### WHAT IS NEEDED
Set down the full listing exactly, character for character.

Saved data entries:
● ● ● ●

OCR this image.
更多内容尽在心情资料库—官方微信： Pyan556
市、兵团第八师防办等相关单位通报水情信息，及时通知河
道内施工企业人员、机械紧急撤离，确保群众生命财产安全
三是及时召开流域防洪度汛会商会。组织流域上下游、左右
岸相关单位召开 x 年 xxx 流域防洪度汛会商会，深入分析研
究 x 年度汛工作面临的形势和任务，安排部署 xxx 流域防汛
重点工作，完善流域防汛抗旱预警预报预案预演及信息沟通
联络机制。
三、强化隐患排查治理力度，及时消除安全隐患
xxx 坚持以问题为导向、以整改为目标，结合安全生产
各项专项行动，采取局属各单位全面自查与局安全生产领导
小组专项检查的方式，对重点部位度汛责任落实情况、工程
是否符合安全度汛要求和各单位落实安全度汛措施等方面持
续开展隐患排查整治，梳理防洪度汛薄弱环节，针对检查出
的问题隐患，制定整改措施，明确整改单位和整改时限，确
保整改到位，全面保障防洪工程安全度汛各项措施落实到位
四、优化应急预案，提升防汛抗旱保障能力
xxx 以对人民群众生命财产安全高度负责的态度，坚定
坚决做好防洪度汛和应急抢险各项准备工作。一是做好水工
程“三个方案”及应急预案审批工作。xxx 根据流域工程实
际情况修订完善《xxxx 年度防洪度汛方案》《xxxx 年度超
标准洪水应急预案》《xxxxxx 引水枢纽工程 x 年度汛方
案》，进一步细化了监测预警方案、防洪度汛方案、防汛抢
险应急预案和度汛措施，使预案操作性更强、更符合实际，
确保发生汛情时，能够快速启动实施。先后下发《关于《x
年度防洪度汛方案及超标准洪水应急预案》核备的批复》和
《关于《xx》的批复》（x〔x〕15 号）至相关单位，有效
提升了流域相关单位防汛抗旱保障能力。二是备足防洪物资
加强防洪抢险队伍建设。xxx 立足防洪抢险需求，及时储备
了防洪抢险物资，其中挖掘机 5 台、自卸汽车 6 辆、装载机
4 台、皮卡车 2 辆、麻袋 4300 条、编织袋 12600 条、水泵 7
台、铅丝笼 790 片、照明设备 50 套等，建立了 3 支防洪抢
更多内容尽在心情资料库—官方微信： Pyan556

● ● ● ●

### FINAL RESULT
OCR this image.
更多内容尽在心情资料库—官方微信： Pyan556
市、兵团第八师防办等相关单位通报水情信息，及时通知河
道内施工企业人员、机械紧急撤离，确保群众生命财产安全
三是及时召开流域防洪度汛会商会。组织流域上下游、左右
岸相关单位召开 x 年 xxx 流域防洪度汛会商会，深入分析研
究 x 年度汛工作面临的形势和任务，安排部署 xxx 流域防汛
重点工作，完善流域防汛抗旱预警预报预案预演及信息沟通
联络机制。
三、强化隐患排查治理力度，及时消除安全隐患
xxx 坚持以问题为导向、以整改为目标，结合安全生产
各项专项行动，采取局属各单位全面自查与局安全生产领导
小组专项检查的方式，对重点部位度汛责任落实情况、工程
是否符合安全度汛要求和各单位落实安全度汛措施等方面持
续开展隐患排查整治，梳理防洪度汛薄弱环节，针对检查出
的问题隐患，制定整改措施，明确整改单位和整改时限，确
保整改到位，全面保障防洪工程安全度汛各项措施落实到位
四、优化应急预案，提升防汛抗旱保障能力
xxx 以对人民群众生命财产安全高度负责的态度，坚定
坚决做好防洪度汛和应急抢险各项准备工作。一是做好水工
程“三个方案”及应急预案审批工作。xxx 根据流域工程实
际情况修订完善《xxxx 年度防洪度汛方案》《xxxx 年度超
标准洪水应急预案》《xxxxxx 引水枢纽工程 x 年度汛方
案》，进一步细化了监测预警方案、防洪度汛方案、防汛抢
险应急预案和度汛措施，使预案操作性更强、更符合实际，
确保发生汛情时，能够快速启动实施。先后下发《关于《x
年度防洪度汛方案及超标准洪水应急预案》核备的批复》和
《关于《xx》的批复》（x〔x〕15 号）至相关单位，有效
提升了流域相关单位防汛抗旱保障能力。二是备足防洪物资
加强防洪抢险队伍建设。xxx 立足防洪抢险需求，及时储备
了防洪抢险物资，其中挖掘机 5 台、自卸汽车 6 辆、装载机
4 台、皮卡车 2 辆、麻袋 4300 条、编织袋 12600 条、水泵 7
台、铅丝笼 790 片、照明设备 50 套等，建立了 3 支防洪抢
更多内容尽在心情资料库—官方微信： Pyan556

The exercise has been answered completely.